PROBLEM DESCRIPTION:
Reproduce all entries verbatim, with nothing added or dropped.

(Records from a collection)

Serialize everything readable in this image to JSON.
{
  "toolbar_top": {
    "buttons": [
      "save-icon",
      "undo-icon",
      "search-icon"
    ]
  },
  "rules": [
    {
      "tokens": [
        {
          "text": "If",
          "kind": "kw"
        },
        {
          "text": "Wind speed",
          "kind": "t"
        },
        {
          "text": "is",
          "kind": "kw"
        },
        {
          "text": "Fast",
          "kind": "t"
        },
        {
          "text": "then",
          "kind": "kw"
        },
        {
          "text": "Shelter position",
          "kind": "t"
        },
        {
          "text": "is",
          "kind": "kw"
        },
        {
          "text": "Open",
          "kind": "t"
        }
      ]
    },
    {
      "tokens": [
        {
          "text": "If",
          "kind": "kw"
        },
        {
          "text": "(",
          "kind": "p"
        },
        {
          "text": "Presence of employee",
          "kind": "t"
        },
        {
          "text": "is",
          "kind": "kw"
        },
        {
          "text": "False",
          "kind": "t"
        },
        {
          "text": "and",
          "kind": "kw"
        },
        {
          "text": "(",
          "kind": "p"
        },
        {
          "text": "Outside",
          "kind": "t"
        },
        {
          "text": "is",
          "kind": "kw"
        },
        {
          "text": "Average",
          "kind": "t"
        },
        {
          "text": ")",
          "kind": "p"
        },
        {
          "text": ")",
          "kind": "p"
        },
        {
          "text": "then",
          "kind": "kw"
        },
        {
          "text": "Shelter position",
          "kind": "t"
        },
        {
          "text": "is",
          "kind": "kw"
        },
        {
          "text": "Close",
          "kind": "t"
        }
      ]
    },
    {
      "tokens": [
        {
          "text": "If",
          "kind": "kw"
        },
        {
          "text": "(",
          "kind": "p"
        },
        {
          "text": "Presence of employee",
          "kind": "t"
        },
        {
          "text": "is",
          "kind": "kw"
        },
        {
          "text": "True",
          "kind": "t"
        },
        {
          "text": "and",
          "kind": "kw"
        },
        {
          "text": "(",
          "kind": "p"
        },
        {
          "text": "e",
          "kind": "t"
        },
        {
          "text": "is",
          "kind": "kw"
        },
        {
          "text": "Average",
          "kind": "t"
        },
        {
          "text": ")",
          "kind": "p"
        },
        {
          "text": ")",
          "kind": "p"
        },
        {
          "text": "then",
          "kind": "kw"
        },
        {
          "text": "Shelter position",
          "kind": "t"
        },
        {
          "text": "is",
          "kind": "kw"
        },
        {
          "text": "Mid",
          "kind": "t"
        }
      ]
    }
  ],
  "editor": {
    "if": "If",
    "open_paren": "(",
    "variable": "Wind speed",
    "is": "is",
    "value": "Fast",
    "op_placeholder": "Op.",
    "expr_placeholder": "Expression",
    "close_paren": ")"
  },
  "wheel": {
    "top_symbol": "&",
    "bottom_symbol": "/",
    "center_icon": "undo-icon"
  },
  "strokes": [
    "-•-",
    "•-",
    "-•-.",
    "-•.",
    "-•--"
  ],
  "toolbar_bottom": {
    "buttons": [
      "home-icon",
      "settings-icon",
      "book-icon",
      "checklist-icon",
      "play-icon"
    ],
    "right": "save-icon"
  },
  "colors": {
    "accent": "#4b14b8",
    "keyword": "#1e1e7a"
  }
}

TASK SOLUTION:
Serialize everything readable in this image to JSON.
{
  "toolbar_top": {
    "buttons": [
      "save-icon",
      "undo-icon",
      "search-icon"
    ]
  },
  "rules": [
    {
      "tokens": [
        {
          "text": "If",
          "kind": "kw"
        },
        {
          "text": "Wind speed",
          "kind": "t"
        },
        {
          "text": "is",
          "kind": "kw"
        },
        {
          "text": "Fast",
          "kind": "t"
        },
        {
          "text": "then",
          "kind": "kw"
        },
        {
          "text": "Shelter position",
          "kind": "t"
        },
        {
          "text": "is",
          "kind": "kw"
        },
        {
          "text": "Open",
          "kind": "t"
        }
      ]
    },
    {
      "tokens": [
        {
          "text": "If",
          "kind": "kw"
        },
        {
          "text": "(",
          "kind": "p"
        },
        {
          "text": "Presence of employee",
          "kind": "t"
        },
        {
          "text": "is",
          "kind": "kw"
        },
        {
          "text": "False",
          "kind": "t"
        },
        {
          "text": "and",
          "kind": "kw"
        },
        {
          "text": "(",
          "kind": "p"
        },
        {
          "text": "Outside",
          "kind": "t"
        },
        {
          "text": "is",
          "kind": "kw"
        },
        {
          "text": "Average",
          "kind": "t"
        },
        {
          "text": ")",
          "kind": "p"
        },
        {
          "text": ")",
          "kind": "p"
        },
        {
          "text": "then",
          "kind": "kw"
        },
        {
          "text": "Shelter position",
          "kind": "t"
        },
        {
          "text": "is",
          "kind": "kw"
        },
        {
          "text": "Close",
          "kind": "t"
        }
      ]
    },
    {
      "tokens": [
        {
          "text": "If",
          "kind": "kw"
        },
        {
          "text": "(",
          "kind": "p"
        },
        {
          "text": "Presence of employee",
          "kind": "t"
        },
        {
          "text": "is",
          "kind": "kw"
        },
        {
          "text": "True",
          "kind": "t"
        },
        {
          "text": "and",
          "kind": "kw"
        },
        {
          "text": "(",
          "kind": "p"
        },
        {
          "text": "e",
          "kind": "t"
        },
        {
          "text": "is",
          "kind": "kw"
        },
        {
          "text": "Average",
          "kind": "t"
        },
        {
          "text": ")",
          "kind": "p"
        },
        {
          "text": ")",
          "kind": "p"
        },
        {
          "text": "then",
          "kind": "kw"
        },
        {
          "text": "Shelter position",
          "kind": "t"
        },
        {
          "text": "is",
          "kind": "kw"
        },
        {
          "text": "Mid",
          "kind": "t"
        }
      ]
    }
  ],
  "editor": {
    "if": "If",
    "open_paren": "(",
    "variable": "Wind speed",
    "is": "is",
    "value": "Fast",
    "op_placeholder": "Op.",
    "expr_placeholder": "Expression",
    "close_paren": ")"
  },
  "wheel": {
    "top_symbol": "&",
    "bottom_symbol": "/",
    "center_icon": "undo-icon"
  },
  "strokes": [
    "-•-",
    "•-",
    "-•-.",
    "-•.",
    "-•--"
  ],
  "toolbar_bottom": {
    "buttons": [
      "home-icon",
      "settings-icon",
      "book-icon",
      "checklist-icon",
      "play-icon"
    ],
    "right": "save-icon"
  },
  "colors": {
    "accent": "#4b14b8",
    "keyword": "#1e1e7a"
  }
}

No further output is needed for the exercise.